* _INSTRUCTIONS TO FOLLOW_
Output every record word for word.

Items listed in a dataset
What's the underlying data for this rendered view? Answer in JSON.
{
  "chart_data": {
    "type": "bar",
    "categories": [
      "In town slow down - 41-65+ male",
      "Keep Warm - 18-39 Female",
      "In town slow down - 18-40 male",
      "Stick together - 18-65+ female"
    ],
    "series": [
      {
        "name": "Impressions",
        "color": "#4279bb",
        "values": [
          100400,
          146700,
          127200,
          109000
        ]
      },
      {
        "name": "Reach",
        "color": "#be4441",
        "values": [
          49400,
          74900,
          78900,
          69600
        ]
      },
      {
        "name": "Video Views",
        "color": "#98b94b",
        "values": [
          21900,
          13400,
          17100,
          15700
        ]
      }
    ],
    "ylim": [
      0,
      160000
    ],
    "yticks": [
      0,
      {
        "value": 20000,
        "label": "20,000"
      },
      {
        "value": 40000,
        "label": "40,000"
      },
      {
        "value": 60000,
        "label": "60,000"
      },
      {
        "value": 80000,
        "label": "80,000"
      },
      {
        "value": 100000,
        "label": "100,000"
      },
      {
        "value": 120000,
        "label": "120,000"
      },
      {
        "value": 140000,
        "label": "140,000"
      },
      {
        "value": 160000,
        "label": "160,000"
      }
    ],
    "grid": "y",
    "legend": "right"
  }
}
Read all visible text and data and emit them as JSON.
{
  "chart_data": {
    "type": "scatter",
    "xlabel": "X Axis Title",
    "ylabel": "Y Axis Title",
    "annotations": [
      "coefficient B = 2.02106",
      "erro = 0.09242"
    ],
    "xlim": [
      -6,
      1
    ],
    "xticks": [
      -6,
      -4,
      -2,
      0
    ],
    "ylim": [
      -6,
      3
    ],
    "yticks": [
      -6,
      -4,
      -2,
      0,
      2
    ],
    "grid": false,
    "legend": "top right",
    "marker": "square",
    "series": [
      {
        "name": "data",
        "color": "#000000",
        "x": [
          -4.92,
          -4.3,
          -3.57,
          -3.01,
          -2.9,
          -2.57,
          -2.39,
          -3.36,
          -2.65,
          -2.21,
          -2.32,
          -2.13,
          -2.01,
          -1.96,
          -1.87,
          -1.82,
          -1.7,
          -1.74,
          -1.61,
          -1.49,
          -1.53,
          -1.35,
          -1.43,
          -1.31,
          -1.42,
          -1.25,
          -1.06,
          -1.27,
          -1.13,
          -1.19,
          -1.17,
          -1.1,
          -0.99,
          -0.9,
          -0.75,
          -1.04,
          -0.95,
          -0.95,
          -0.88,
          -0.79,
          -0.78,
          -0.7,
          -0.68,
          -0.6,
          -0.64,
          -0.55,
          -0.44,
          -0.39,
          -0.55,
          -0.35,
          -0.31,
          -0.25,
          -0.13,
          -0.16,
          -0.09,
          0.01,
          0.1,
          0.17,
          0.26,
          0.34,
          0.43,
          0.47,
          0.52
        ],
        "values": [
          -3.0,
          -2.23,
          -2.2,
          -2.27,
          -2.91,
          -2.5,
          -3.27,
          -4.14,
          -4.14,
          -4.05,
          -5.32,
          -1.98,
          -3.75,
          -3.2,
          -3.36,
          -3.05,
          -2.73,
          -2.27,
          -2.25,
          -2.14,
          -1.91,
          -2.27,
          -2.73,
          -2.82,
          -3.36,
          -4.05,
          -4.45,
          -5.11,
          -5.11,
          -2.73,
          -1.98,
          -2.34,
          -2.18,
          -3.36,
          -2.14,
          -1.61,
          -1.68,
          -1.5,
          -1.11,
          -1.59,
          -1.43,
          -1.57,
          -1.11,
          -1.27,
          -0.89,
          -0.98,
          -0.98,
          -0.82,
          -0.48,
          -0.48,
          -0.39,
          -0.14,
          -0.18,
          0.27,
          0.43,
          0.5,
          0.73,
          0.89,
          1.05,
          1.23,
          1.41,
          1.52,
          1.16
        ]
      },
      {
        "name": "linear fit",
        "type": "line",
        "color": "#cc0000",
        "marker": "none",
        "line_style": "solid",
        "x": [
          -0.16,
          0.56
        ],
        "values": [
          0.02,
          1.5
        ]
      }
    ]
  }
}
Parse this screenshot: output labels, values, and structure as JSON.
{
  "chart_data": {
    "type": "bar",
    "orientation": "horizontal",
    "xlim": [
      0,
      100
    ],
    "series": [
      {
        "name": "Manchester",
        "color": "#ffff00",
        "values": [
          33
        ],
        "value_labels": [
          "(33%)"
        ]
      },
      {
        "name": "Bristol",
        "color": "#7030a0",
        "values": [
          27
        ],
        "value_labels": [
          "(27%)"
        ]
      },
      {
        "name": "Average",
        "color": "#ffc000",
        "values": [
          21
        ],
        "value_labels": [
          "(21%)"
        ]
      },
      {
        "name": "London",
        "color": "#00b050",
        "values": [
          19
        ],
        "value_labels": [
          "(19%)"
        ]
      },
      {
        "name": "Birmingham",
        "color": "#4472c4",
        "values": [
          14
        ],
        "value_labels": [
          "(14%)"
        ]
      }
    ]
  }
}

* _FULL SOLUTION_
What's the underlying data for this rendered view? Answer in JSON.
{
  "chart_data": {
    "type": "bar",
    "categories": [
      "In town slow down - 41-65+ male",
      "Keep Warm - 18-39 Female",
      "In town slow down - 18-40 male",
      "Stick together - 18-65+ female"
    ],
    "series": [
      {
        "name": "Impressions",
        "color": "#4279bb",
        "values": [
          100400,
          146700,
          127200,
          109000
        ]
      },
      {
        "name": "Reach",
        "color": "#be4441",
        "values": [
          49400,
          74900,
          78900,
          69600
        ]
      },
      {
        "name": "Video Views",
        "color": "#98b94b",
        "values": [
          21900,
          13400,
          17100,
          15700
        ]
      }
    ],
    "ylim": [
      0,
      160000
    ],
    "yticks": [
      0,
      {
        "value": 20000,
        "label": "20,000"
      },
      {
        "value": 40000,
        "label": "40,000"
      },
      {
        "value": 60000,
        "label": "60,000"
      },
      {
        "value": 80000,
        "label": "80,000"
      },
      {
        "value": 100000,
        "label": "100,000"
      },
      {
        "value": 120000,
        "label": "120,000"
      },
      {
        "value": 140000,
        "label": "140,000"
      },
      {
        "value": 160000,
        "label": "160,000"
      }
    ],
    "grid": "y",
    "legend": "right"
  }
}
Read all visible text and data and emit them as JSON.
{
  "chart_data": {
    "type": "scatter",
    "xlabel": "X Axis Title",
    "ylabel": "Y Axis Title",
    "annotations": [
      "coefficient B = 2.02106",
      "erro = 0.09242"
    ],
    "xlim": [
      -6,
      1
    ],
    "xticks": [
      -6,
      -4,
      -2,
      0
    ],
    "ylim": [
      -6,
      3
    ],
    "yticks": [
      -6,
      -4,
      -2,
      0,
      2
    ],
    "grid": false,
    "legend": "top right",
    "marker": "square",
    "series": [
      {
        "name": "data",
        "color": "#000000",
        "x": [
          -4.92,
          -4.3,
          -3.57,
          -3.01,
          -2.9,
          -2.57,
          -2.39,
          -3.36,
          -2.65,
          -2.21,
          -2.32,
          -2.13,
          -2.01,
          -1.96,
          -1.87,
          -1.82,
          -1.7,
          -1.74,
          -1.61,
          -1.49,
          -1.53,
          -1.35,
          -1.43,
          -1.31,
          -1.42,
          -1.25,
          -1.06,
          -1.27,
          -1.13,
          -1.19,
          -1.17,
          -1.1,
          -0.99,
          -0.9,
          -0.75,
          -1.04,
          -0.95,
          -0.95,
          -0.88,
          -0.79,
          -0.78,
          -0.7,
          -0.68,
          -0.6,
          -0.64,
          -0.55,
          -0.44,
          -0.39,
          -0.55,
          -0.35,
          -0.31,
          -0.25,
          -0.13,
          -0.16,
          -0.09,
          0.01,
          0.1,
          0.17,
          0.26,
          0.34,
          0.43,
          0.47,
          0.52
        ],
        "values": [
          -3.0,
          -2.23,
          -2.2,
          -2.27,
          -2.91,
          -2.5,
          -3.27,
          -4.14,
          -4.14,
          -4.05,
          -5.32,
          -1.98,
          -3.75,
          -3.2,
          -3.36,
          -3.05,
          -2.73,
          -2.27,
          -2.25,
          -2.14,
          -1.91,
          -2.27,
          -2.73,
          -2.82,
          -3.36,
          -4.05,
          -4.45,
          -5.11,
          -5.11,
          -2.73,
          -1.98,
          -2.34,
          -2.18,
          -3.36,
          -2.14,
          -1.61,
          -1.68,
          -1.5,
          -1.11,
          -1.59,
          -1.43,
          -1.57,
          -1.11,
          -1.27,
          -0.89,
          -0.98,
          -0.98,
          -0.82,
          -0.48,
          -0.48,
          -0.39,
          -0.14,
          -0.18,
          0.27,
          0.43,
          0.5,
          0.73,
          0.89,
          1.05,
          1.23,
          1.41,
          1.52,
          1.16
        ]
      },
      {
        "name": "linear fit",
        "type": "line",
        "color": "#cc0000",
        "marker": "none",
        "line_style": "solid",
        "x": [
          -0.16,
          0.56
        ],
        "values": [
          0.02,
          1.5
        ]
      }
    ]
  }
}
Parse this screenshot: output labels, values, and structure as JSON.
{
  "chart_data": {
    "type": "bar",
    "orientation": "horizontal",
    "xlim": [
      0,
      100
    ],
    "series": [
      {
        "name": "Manchester",
        "color": "#ffff00",
        "values": [
          33
        ],
        "value_labels": [
          "(33%)"
        ]
      },
      {
        "name": "Bristol",
        "color": "#7030a0",
        "values": [
          27
        ],
        "value_labels": [
          "(27%)"
        ]
      },
      {
        "name": "Average",
        "color": "#ffc000",
        "values": [
          21
        ],
        "value_labels": [
          "(21%)"
        ]
      },
      {
        "name": "London",
        "color": "#00b050",
        "values": [
          19
        ],
        "value_labels": [
          "(19%)"
        ]
      },
      {
        "name": "Birmingham",
        "color": "#4472c4",
        "values": [
          14
        ],
        "value_labels": [
          "(14%)"
        ]
      }
    ]
  }
}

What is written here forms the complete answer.